■ Written exercise ■
Wherever the string "from" occurs in a line of these records, report that line.

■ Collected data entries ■
-- -- --
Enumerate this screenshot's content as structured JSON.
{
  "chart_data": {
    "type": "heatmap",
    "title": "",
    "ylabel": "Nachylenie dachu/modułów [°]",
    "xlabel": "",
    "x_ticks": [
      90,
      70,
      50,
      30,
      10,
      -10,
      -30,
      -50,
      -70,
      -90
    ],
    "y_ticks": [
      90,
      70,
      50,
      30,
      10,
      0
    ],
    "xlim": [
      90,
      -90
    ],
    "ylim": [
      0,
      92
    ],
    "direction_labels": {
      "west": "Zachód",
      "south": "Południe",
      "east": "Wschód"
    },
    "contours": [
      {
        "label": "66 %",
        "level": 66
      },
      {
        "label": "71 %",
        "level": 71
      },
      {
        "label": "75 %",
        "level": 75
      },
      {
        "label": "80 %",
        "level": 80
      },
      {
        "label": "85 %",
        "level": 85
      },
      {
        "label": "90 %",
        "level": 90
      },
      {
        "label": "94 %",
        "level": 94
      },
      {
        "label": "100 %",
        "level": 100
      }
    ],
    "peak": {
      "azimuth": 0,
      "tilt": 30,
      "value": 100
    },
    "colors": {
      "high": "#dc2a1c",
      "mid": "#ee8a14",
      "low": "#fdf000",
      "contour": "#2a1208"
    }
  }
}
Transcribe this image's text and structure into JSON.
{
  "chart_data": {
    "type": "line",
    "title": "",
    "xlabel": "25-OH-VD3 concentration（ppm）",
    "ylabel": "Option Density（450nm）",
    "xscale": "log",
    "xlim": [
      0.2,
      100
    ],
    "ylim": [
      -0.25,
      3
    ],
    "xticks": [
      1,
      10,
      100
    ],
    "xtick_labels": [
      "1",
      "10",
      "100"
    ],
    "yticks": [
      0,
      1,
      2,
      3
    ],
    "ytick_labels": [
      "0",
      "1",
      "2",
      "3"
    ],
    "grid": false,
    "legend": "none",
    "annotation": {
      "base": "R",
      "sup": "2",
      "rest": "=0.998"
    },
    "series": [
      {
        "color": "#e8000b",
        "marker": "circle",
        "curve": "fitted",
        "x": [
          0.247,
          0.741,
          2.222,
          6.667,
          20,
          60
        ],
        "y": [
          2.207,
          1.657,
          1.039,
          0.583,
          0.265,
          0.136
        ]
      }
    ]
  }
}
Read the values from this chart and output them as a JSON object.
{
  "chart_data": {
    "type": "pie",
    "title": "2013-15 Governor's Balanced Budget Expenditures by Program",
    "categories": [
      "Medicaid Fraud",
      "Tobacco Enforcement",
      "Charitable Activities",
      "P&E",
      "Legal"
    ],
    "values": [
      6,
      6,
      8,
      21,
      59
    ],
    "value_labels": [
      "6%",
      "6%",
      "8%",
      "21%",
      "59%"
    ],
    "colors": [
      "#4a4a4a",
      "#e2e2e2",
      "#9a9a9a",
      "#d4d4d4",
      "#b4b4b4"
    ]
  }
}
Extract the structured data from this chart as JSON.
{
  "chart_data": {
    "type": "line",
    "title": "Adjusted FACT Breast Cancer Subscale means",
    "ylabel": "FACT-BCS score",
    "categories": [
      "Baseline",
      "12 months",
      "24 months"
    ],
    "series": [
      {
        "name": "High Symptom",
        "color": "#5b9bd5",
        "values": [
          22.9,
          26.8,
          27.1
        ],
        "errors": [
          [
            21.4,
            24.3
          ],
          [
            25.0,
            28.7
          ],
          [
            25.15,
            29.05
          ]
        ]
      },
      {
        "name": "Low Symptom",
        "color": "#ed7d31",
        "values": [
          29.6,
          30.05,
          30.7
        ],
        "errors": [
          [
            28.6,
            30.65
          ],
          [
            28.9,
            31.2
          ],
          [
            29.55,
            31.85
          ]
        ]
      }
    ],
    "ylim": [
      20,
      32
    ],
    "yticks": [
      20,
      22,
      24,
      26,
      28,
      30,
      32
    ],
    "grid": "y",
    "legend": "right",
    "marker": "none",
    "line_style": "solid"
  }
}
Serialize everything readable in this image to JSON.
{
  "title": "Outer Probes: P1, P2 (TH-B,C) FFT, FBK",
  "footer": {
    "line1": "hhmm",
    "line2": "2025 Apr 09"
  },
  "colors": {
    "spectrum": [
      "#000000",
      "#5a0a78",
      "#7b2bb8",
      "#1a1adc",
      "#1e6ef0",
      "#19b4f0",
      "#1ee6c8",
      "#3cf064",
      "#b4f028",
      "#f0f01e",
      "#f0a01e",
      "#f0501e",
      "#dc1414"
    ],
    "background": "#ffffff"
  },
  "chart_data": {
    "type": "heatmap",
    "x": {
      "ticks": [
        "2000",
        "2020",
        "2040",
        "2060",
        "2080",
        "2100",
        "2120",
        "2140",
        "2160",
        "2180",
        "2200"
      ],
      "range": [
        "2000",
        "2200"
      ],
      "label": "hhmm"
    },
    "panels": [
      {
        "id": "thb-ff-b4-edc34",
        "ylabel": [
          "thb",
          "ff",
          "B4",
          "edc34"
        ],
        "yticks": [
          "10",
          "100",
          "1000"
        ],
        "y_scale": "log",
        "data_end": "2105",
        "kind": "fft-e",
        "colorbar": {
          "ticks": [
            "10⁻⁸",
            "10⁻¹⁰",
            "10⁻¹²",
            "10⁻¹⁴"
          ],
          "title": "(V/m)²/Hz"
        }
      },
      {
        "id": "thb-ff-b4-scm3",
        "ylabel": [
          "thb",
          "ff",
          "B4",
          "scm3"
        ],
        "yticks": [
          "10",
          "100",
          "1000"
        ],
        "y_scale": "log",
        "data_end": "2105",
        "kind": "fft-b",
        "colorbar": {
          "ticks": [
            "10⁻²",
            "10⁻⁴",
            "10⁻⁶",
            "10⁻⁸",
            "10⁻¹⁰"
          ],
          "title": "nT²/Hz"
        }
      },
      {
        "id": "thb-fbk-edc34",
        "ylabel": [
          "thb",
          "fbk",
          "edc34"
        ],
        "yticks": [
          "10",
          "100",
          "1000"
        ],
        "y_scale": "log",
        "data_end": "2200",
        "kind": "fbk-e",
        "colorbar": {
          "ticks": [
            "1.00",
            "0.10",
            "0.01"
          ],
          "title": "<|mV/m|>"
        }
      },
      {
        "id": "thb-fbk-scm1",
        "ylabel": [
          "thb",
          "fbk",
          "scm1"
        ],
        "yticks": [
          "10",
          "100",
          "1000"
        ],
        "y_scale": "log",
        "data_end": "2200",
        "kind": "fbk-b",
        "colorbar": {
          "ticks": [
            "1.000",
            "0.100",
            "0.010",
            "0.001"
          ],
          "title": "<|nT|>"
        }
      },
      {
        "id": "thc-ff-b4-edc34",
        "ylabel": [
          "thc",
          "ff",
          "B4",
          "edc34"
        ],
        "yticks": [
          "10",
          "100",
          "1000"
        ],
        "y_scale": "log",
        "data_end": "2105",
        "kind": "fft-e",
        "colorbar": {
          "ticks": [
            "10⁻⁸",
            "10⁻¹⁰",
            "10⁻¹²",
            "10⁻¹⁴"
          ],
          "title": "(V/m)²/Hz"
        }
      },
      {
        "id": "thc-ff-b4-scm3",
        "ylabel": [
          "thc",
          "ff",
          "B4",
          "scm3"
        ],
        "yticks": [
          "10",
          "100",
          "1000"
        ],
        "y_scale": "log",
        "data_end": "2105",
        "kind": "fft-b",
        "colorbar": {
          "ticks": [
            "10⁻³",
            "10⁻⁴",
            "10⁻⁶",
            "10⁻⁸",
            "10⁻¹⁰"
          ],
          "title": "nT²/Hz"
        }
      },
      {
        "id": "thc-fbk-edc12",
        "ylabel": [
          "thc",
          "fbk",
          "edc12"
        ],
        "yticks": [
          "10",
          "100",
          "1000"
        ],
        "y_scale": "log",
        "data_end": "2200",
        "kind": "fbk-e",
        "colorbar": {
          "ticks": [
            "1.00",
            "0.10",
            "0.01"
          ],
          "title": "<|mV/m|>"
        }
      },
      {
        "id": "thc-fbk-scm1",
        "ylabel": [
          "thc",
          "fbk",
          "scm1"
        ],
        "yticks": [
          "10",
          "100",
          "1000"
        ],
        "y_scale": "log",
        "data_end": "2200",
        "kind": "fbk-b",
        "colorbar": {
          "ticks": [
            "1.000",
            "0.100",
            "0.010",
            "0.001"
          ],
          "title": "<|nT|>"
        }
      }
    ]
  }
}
-- -- --
■ Expected output ■
Read the values from this chart and output them as a JSON object.
Extract the structured data from this chart as JSON.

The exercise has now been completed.